Requirement: Produce the listing below again, exactly as shown.

Input data:

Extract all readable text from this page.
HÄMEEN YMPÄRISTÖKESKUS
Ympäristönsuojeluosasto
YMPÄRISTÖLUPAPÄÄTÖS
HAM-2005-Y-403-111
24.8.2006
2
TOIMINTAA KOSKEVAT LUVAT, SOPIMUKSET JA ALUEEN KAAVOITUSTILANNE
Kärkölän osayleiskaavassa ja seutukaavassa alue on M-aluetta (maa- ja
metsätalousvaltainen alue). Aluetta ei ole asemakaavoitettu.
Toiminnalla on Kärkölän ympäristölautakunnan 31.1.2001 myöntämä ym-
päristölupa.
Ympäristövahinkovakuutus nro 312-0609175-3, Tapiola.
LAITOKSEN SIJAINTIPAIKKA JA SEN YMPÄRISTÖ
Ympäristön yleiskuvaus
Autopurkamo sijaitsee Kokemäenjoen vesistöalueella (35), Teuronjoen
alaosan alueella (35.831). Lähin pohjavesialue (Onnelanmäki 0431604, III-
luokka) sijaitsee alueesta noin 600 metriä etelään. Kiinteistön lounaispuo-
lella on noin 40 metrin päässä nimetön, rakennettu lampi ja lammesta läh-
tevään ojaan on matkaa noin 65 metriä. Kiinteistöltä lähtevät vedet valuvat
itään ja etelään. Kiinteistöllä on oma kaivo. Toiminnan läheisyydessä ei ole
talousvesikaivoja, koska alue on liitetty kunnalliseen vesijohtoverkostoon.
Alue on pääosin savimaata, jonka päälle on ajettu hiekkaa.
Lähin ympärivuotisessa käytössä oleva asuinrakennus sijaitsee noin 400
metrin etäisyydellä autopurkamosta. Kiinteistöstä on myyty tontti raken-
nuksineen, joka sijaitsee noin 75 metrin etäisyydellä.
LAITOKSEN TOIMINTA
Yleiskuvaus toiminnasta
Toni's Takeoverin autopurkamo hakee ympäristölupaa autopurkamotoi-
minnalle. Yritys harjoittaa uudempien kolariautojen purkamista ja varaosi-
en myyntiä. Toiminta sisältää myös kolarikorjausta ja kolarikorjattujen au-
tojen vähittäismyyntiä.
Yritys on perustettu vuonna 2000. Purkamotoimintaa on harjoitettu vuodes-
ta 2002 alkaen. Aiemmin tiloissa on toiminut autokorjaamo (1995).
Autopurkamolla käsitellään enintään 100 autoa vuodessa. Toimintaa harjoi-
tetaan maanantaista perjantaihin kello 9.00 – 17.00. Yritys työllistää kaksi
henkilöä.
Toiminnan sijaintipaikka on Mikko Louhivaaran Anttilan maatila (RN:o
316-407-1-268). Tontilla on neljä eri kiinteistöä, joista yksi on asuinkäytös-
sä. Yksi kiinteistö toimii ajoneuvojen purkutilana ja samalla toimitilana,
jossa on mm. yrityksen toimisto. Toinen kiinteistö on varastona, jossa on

Full output:
Extract all readable text from this page.
HÄMEEN YMPÄRISTÖKESKUS
Ympäristönsuojeluosasto
YMPÄRISTÖLUPAPÄÄTÖS
HAM-2005-Y-403-111
24.8.2006
2
TOIMINTAA KOSKEVAT LUVAT, SOPIMUKSET JA ALUEEN KAAVOITUSTILANNE
Kärkölän osayleiskaavassa ja seutukaavassa alue on M-aluetta (maa- ja
metsätalousvaltainen alue). Aluetta ei ole asemakaavoitettu.
Toiminnalla on Kärkölän ympäristölautakunnan 31.1.2001 myöntämä ym-
päristölupa.
Ympäristövahinkovakuutus nro 312-0609175-3, Tapiola.
LAITOKSEN SIJAINTIPAIKKA JA SEN YMPÄRISTÖ
Ympäristön yleiskuvaus
Autopurkamo sijaitsee Kokemäenjoen vesistöalueella (35), Teuronjoen
alaosan alueella (35.831). Lähin pohjavesialue (Onnelanmäki 0431604, III-
luokka) sijaitsee alueesta noin 600 metriä etelään. Kiinteistön lounaispuo-
lella on noin 40 metrin päässä nimetön, rakennettu lampi ja lammesta läh-
tevään ojaan on matkaa noin 65 metriä. Kiinteistöltä lähtevät vedet valuvat
itään ja etelään. Kiinteistöllä on oma kaivo. Toiminnan läheisyydessä ei ole
talousvesikaivoja, koska alue on liitetty kunnalliseen vesijohtoverkostoon.
Alue on pääosin savimaata, jonka päälle on ajettu hiekkaa.
Lähin ympärivuotisessa käytössä oleva asuinrakennus sijaitsee noin 400
metrin etäisyydellä autopurkamosta. Kiinteistöstä on myyty tontti raken-
nuksineen, joka sijaitsee noin 75 metrin etäisyydellä.
LAITOKSEN TOIMINTA
Yleiskuvaus toiminnasta
Toni's Takeoverin autopurkamo hakee ympäristölupaa autopurkamotoi-
minnalle. Yritys harjoittaa uudempien kolariautojen purkamista ja varaosi-
en myyntiä. Toiminta sisältää myös kolarikorjausta ja kolarikorjattujen au-
tojen vähittäismyyntiä.
Yritys on perustettu vuonna 2000. Purkamotoimintaa on harjoitettu vuodes-
ta 2002 alkaen. Aiemmin tiloissa on toiminut autokorjaamo (1995).
Autopurkamolla käsitellään enintään 100 autoa vuodessa. Toimintaa harjoi-
tetaan maanantaista perjantaihin kello 9.00 – 17.00. Yritys työllistää kaksi
henkilöä.
Toiminnan sijaintipaikka on Mikko Louhivaaran Anttilan maatila (RN:o
316-407-1-268). Tontilla on neljä eri kiinteistöä, joista yksi on asuinkäytös-
sä. Yksi kiinteistö toimii ajoneuvojen purkutilana ja samalla toimitilana,
jossa on mm. yrityksen toimisto. Toinen kiinteistö on varastona, jossa on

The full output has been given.